**TASK DETAILS**: Show all lines that include the string "DELIVER"; copy each one.

[Dataset listings of figures]

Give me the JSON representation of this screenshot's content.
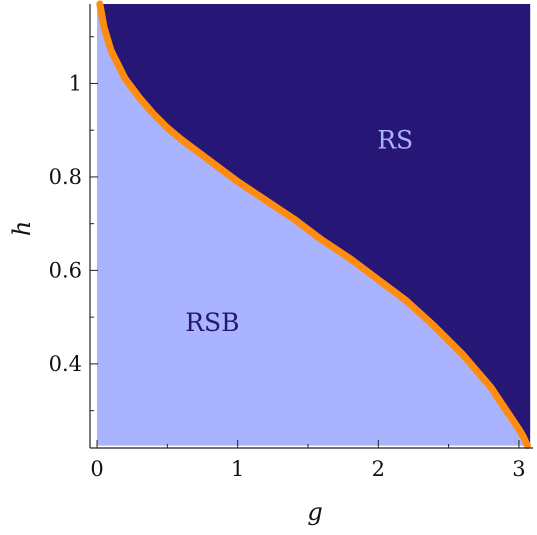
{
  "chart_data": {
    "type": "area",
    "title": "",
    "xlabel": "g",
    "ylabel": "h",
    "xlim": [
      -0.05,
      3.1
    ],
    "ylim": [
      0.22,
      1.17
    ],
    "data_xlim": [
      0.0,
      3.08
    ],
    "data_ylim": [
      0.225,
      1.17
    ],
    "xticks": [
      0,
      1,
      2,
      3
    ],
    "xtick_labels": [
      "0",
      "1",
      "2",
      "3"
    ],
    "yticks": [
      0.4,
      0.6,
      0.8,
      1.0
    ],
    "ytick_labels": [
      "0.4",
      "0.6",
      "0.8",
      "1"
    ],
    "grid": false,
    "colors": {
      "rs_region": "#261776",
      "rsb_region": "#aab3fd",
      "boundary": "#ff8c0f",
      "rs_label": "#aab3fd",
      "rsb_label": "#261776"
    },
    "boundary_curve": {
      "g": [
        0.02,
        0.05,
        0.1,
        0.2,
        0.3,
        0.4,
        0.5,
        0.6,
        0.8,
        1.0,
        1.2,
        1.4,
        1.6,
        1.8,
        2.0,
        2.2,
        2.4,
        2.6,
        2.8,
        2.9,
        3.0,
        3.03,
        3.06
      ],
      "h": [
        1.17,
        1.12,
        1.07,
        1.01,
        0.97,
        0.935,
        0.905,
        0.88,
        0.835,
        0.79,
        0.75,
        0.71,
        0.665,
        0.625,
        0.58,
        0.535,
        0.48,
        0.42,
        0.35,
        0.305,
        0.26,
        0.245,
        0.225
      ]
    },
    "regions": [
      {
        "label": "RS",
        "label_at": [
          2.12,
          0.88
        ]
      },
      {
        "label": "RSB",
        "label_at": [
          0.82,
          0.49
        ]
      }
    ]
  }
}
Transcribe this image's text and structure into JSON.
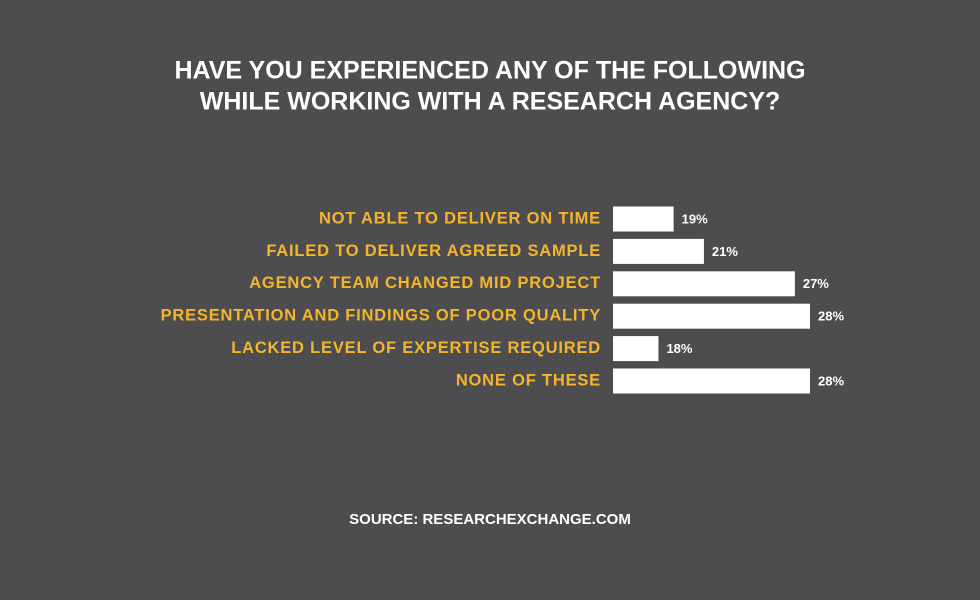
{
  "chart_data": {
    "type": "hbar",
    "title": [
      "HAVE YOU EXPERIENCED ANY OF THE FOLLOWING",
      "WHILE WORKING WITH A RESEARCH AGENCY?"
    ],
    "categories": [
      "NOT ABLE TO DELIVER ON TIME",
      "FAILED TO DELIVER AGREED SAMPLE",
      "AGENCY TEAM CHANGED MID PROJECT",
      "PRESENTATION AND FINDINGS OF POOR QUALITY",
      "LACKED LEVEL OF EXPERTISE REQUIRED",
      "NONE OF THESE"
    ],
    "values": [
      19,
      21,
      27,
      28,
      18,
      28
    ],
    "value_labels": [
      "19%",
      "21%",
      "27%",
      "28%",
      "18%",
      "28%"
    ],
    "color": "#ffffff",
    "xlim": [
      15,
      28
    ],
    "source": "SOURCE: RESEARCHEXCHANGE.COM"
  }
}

**FULL SOLUTION**:
      "NOT ABLE TO DELIVER ON TIME",
      "FAILED TO DELIVER AGREED SAMPLE",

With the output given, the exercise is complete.